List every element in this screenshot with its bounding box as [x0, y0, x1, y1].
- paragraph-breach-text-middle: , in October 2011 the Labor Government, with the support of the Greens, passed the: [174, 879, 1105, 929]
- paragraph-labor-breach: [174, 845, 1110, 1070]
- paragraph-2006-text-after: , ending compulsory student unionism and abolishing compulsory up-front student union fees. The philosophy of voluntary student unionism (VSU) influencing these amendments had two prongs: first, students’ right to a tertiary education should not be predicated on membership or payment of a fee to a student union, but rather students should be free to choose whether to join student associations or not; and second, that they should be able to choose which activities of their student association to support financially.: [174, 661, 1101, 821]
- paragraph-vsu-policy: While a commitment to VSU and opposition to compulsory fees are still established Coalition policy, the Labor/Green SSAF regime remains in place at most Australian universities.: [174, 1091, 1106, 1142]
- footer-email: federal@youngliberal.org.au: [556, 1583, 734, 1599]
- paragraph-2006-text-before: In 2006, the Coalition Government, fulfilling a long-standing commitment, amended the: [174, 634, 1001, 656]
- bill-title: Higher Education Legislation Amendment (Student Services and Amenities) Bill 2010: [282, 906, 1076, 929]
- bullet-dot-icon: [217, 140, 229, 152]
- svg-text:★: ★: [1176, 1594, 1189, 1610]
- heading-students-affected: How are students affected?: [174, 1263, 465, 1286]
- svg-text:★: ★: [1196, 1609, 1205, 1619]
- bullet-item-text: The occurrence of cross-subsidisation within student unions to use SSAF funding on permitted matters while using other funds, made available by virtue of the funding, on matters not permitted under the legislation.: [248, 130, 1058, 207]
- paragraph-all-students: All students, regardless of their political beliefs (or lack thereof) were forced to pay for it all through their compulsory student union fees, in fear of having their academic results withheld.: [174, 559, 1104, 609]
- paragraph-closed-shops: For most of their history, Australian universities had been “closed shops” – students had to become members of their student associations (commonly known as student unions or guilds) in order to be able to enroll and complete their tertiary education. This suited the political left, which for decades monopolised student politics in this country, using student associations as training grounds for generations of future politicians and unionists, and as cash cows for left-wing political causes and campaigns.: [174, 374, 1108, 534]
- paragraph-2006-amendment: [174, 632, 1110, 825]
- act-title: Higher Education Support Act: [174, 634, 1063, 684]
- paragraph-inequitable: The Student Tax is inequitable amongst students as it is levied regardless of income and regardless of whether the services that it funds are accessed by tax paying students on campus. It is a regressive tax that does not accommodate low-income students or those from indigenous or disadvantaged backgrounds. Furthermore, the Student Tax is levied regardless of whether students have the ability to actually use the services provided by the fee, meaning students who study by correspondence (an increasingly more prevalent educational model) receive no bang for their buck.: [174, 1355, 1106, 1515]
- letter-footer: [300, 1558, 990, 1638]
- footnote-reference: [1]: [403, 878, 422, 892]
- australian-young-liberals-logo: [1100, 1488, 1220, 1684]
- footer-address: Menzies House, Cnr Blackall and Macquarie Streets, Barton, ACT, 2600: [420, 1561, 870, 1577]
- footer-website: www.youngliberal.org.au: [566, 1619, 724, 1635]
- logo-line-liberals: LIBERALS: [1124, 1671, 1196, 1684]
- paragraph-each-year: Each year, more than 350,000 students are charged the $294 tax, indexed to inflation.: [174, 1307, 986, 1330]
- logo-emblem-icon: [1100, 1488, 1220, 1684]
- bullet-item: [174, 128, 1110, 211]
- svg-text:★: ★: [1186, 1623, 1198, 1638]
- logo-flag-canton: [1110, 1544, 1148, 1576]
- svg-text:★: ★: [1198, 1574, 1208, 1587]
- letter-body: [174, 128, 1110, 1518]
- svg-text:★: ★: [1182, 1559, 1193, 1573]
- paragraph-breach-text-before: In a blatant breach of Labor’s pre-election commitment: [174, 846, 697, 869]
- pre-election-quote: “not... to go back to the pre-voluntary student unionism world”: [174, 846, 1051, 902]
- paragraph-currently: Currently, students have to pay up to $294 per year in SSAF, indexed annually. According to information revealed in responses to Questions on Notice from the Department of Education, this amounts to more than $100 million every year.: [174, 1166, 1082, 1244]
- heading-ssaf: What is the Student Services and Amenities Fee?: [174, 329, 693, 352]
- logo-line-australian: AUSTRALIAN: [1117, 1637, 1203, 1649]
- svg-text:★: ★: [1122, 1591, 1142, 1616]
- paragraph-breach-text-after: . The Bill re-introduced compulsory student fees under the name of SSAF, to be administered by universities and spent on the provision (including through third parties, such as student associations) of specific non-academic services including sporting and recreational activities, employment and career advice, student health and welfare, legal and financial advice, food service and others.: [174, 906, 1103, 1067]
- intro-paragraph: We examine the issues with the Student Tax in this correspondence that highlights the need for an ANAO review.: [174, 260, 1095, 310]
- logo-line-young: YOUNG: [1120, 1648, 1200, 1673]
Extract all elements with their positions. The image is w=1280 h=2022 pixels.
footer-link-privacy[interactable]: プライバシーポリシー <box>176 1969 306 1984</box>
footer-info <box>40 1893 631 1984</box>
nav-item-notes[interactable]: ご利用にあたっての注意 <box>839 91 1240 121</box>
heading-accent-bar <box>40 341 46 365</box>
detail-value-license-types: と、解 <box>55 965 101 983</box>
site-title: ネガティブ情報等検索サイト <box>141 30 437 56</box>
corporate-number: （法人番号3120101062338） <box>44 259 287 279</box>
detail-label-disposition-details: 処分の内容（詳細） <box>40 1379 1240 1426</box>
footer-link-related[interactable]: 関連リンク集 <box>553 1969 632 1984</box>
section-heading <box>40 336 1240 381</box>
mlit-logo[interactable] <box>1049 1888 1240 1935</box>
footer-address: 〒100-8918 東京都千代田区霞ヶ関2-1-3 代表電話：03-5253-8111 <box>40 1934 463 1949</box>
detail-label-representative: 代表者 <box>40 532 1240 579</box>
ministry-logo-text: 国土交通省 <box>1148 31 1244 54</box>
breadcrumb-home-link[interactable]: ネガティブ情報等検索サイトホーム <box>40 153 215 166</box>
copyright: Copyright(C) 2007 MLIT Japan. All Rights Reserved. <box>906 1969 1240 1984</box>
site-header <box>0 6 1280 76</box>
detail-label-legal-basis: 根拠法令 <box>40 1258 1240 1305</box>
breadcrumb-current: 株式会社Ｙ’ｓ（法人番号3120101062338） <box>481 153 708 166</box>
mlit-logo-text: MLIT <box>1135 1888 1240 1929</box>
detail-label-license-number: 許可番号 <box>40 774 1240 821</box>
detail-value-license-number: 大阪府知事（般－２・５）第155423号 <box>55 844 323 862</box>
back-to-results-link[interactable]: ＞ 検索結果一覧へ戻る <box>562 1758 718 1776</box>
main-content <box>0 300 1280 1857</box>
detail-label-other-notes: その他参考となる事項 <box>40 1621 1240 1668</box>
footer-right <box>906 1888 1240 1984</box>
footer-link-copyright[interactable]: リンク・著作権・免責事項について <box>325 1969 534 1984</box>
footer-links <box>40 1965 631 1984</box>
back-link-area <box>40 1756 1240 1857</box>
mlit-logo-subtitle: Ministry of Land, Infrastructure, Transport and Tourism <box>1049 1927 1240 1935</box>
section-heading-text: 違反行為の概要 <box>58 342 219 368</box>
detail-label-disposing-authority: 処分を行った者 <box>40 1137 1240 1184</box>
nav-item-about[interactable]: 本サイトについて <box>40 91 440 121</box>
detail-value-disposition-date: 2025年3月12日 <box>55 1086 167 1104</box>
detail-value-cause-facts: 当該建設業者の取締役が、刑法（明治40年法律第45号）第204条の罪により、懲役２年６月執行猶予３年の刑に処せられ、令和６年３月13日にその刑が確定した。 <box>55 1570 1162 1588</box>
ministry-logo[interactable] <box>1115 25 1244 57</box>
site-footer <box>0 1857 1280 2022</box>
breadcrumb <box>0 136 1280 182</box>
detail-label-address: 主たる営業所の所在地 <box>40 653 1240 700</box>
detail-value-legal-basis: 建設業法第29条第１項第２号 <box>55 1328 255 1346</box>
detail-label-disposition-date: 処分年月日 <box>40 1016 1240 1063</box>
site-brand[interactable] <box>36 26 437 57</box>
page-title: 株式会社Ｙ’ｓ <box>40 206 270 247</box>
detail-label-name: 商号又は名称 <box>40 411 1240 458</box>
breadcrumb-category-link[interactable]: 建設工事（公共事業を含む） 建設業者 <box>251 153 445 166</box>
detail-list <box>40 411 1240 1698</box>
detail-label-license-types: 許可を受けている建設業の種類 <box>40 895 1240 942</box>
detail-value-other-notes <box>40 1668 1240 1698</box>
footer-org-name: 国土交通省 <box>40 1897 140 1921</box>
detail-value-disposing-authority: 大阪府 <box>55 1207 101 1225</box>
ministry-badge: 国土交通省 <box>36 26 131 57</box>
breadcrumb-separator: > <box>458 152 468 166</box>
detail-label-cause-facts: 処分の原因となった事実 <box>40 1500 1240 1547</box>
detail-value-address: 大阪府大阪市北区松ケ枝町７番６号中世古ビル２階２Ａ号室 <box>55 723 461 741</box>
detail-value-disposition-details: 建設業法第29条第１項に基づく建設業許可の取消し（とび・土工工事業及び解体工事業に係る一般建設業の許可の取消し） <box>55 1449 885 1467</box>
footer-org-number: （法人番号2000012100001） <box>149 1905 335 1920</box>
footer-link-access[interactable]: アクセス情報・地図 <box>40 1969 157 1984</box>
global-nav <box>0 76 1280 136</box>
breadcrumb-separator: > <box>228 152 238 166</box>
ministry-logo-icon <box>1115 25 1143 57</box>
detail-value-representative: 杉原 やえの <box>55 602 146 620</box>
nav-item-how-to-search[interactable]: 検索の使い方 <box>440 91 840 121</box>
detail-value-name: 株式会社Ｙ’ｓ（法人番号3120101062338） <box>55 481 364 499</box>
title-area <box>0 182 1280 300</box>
§ §
PROBLEM TO WORK ON
Retype the rows from their first line through the line containing "- bullet-item-text: The", that line included, keeping every character as it appears.

WRITTEN RESPONSE
List every element in this screenshot with its bounding box as [x0, y0, x1, y1].
- paragraph-breach-text-middle: , in October 2011 the Labor Government, with the support of the Greens, passed the: [174, 879, 1105, 929]
- paragraph-labor-breach: [174, 845, 1110, 1070]
- paragraph-2006-text-after: , ending compulsory student unionism and abolishing compulsory up-front student union fees. The philosophy of voluntary student unionism (VSU) influencing these amendments had two prongs: first, students’ right to a tertiary education should not be predicated on membership or payment of a fee to a student union, but rather students should be free to choose whether to join student associations or not; and second, that they should be able to choose which activities of their student association to support financially.: [174, 661, 1101, 821]
- paragraph-vsu-policy: While a commitment to VSU and opposition to compulsory fees are still established Coalition policy, the Labor/Green SSAF regime remains in place at most Australian universities.: [174, 1091, 1106, 1142]
- footer-email: federal@youngliberal.org.au: [556, 1583, 734, 1599]
- paragraph-2006-text-before: In 2006, the Coalition Government, fulfilling a long-standing commitment, amended the: [174, 634, 1001, 656]
- bill-title: Higher Education Legislation Amendment (Student Services and Amenities) Bill 2010: [282, 906, 1076, 929]
- bullet-dot-icon: [217, 140, 229, 152]
- svg-text:★: ★: [1176, 1594, 1189, 1610]
- heading-students-affected: How are students affected?: [174, 1263, 465, 1286]
- svg-text:★: ★: [1196, 1609, 1205, 1619]
- bullet-item-text: The occurrence of cross-subsidisation within student unions to use SSAF funding on permitted matters while using other funds, made available by virtue of the funding, on matters not permitted under the legislation.: [248, 130, 1058, 207]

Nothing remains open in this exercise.